Look through the data below. Pick out the lines holding the string "value".

> **Figure record extracts**
= = = =
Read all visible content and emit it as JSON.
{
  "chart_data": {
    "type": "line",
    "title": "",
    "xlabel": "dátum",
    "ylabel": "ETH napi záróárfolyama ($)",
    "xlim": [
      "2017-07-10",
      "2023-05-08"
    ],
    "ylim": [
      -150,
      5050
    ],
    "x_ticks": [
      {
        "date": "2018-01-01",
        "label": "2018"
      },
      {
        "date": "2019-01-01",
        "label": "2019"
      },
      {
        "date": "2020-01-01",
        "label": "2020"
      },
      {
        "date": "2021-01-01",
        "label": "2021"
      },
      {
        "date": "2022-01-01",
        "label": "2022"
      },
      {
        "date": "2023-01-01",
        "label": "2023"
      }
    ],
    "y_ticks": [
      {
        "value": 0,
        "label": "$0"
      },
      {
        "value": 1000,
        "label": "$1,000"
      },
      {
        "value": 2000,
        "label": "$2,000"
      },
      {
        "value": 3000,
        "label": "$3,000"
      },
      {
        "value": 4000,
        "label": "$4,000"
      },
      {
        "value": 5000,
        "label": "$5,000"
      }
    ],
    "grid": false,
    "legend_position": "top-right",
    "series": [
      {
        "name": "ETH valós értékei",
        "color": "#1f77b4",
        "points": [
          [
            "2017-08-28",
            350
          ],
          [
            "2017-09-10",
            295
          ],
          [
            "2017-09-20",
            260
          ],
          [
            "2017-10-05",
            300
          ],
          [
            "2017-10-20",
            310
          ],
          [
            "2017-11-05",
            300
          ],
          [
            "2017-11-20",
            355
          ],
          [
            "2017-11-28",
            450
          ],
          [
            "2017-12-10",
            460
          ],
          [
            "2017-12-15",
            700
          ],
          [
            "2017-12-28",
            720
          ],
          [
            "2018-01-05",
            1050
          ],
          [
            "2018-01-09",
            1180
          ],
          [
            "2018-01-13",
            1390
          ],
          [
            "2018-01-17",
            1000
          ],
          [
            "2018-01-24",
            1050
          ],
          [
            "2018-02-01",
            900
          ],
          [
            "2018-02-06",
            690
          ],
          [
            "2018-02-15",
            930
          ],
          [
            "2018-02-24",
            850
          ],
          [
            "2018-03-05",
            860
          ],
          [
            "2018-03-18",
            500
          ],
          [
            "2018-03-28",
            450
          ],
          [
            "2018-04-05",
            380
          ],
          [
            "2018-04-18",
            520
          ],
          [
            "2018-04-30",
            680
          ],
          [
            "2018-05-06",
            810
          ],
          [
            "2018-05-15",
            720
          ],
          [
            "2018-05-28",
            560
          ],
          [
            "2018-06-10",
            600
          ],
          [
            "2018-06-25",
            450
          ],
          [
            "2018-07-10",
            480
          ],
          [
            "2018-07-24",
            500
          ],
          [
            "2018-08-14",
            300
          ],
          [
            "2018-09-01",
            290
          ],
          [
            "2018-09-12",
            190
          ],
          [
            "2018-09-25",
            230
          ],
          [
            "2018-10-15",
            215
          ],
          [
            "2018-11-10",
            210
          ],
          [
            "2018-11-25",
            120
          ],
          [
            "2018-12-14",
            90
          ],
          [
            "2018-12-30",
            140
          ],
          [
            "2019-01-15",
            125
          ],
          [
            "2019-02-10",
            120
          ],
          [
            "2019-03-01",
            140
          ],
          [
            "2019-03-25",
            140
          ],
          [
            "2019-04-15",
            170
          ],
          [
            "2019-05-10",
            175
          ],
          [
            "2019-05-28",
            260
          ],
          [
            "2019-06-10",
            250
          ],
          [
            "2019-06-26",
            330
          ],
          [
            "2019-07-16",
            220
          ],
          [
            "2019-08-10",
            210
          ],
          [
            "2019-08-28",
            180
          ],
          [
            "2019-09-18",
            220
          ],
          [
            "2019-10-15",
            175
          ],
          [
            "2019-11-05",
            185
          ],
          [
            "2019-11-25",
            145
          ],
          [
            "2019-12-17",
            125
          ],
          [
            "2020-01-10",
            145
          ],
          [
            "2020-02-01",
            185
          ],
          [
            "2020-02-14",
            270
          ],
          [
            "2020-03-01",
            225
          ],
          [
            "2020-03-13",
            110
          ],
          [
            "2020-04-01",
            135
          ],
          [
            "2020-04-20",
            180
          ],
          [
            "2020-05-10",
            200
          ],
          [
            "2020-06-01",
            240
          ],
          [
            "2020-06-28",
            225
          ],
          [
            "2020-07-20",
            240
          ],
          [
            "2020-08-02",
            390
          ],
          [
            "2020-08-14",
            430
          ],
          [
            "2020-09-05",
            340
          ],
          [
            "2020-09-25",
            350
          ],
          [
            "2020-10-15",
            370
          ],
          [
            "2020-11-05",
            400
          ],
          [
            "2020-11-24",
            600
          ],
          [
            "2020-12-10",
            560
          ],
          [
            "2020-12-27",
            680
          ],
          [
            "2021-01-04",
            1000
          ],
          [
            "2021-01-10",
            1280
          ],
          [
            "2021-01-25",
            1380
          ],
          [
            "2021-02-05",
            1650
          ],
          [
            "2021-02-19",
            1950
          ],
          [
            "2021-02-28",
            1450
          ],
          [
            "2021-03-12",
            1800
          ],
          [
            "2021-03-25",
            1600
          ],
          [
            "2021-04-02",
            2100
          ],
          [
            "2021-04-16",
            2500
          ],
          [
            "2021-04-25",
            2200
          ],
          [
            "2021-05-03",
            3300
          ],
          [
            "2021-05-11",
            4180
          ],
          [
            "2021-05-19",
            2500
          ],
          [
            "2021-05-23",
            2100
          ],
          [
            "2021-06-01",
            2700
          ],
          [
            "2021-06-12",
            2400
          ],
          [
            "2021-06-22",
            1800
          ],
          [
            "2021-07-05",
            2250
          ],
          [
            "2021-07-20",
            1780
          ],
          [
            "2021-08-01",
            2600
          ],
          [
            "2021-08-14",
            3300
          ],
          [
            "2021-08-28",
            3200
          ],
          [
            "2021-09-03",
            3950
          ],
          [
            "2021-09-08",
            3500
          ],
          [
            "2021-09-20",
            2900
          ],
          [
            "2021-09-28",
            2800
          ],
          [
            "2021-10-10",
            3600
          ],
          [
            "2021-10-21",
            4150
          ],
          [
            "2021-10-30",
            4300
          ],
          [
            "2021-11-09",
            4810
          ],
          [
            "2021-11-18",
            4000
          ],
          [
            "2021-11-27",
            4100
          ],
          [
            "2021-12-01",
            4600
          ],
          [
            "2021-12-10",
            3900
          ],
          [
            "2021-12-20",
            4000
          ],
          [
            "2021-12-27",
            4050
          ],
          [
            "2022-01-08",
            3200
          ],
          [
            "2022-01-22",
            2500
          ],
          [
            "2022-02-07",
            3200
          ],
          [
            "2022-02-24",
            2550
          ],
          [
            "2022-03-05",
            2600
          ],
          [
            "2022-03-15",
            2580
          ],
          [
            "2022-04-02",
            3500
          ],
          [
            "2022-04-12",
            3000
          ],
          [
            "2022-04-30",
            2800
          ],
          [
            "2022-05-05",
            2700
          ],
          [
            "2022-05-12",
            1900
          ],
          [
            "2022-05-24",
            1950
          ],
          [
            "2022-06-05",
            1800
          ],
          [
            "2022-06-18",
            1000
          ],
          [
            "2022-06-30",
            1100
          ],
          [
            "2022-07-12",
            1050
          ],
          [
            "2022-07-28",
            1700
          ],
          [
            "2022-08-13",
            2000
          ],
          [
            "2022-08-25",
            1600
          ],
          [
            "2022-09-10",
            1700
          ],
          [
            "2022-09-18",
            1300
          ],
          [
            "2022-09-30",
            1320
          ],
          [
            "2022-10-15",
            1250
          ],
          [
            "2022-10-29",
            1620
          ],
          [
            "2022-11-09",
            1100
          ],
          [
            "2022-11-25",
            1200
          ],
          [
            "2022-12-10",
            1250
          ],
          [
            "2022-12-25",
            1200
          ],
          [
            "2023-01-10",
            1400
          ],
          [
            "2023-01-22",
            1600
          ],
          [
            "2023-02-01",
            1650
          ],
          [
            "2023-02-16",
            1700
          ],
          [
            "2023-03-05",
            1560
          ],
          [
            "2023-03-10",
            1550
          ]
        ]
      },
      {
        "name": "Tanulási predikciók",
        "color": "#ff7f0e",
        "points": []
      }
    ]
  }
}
= = = =
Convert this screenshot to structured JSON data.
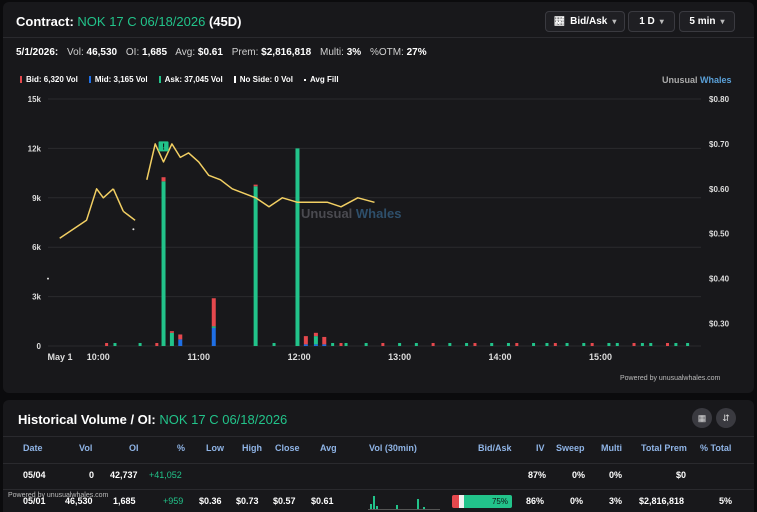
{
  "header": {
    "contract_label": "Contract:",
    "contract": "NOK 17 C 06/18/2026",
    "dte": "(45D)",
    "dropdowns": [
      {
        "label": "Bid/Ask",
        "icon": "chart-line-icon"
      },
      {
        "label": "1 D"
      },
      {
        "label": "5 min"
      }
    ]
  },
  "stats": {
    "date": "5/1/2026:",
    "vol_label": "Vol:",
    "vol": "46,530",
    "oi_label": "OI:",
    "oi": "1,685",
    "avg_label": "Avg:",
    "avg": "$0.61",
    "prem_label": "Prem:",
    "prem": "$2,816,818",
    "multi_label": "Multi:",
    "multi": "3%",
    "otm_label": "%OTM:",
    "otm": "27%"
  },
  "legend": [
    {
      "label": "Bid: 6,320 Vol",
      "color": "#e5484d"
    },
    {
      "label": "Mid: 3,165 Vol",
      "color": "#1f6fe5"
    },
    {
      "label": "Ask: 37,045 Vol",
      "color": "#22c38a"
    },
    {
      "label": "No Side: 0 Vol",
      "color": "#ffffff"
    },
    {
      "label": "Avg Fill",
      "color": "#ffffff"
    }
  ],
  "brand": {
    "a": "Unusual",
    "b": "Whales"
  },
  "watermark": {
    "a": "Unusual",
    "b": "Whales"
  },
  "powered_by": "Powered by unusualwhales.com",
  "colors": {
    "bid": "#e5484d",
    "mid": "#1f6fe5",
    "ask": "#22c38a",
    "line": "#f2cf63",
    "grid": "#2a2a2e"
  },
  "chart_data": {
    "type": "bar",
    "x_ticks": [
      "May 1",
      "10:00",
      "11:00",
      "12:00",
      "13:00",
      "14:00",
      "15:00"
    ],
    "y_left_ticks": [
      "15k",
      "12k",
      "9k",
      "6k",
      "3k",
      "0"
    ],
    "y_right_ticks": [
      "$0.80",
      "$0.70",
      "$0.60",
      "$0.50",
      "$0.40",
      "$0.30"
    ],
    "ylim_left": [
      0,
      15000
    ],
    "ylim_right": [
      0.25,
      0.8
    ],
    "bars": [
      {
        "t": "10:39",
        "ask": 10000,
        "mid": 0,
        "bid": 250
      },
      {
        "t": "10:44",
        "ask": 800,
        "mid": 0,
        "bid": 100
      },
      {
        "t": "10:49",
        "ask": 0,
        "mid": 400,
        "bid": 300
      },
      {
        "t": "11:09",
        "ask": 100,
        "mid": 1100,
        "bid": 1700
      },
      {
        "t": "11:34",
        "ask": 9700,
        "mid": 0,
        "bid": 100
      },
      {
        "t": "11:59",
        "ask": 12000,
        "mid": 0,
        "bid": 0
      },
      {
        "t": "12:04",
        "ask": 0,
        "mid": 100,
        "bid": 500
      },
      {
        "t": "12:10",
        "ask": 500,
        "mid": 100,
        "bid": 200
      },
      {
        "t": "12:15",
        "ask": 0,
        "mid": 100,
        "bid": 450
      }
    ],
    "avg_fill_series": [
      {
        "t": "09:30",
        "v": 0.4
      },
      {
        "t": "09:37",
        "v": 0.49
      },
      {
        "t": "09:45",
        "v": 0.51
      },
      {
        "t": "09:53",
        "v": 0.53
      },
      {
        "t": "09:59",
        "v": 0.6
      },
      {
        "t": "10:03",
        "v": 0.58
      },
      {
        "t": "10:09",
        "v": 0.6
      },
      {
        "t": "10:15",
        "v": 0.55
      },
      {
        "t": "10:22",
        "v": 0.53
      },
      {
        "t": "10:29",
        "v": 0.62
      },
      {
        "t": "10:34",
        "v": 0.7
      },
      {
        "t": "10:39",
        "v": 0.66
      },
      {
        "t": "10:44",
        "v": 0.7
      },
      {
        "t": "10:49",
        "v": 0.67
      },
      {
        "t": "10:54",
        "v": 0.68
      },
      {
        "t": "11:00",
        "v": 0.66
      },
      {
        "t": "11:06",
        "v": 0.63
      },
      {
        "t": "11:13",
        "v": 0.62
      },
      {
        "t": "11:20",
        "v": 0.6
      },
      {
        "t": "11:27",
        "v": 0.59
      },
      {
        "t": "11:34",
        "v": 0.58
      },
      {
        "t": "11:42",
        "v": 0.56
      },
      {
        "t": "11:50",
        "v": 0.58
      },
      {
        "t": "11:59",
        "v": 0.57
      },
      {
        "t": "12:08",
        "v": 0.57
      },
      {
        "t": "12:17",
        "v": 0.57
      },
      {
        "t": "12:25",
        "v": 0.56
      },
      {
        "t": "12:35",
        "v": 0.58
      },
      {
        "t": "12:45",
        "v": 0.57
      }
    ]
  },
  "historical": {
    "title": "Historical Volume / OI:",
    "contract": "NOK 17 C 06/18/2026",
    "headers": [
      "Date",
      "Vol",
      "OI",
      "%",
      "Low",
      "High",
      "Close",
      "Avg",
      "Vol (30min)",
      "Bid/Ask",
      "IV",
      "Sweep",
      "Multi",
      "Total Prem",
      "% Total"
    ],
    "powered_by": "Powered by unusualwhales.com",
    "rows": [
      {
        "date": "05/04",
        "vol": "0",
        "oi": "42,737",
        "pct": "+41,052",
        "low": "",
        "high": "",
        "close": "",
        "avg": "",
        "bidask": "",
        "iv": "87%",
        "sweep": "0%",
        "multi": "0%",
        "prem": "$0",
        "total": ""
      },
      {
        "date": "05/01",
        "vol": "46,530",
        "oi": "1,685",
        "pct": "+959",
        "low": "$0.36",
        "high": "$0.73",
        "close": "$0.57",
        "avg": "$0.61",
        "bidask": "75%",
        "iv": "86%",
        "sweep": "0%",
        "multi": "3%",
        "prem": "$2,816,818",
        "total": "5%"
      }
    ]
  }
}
= = = =
> **The response**
        "value": 0,
        "value": 1000,
        "value": 2000,
        "value": 3000,
        "value": 4000,
        "value": 5000,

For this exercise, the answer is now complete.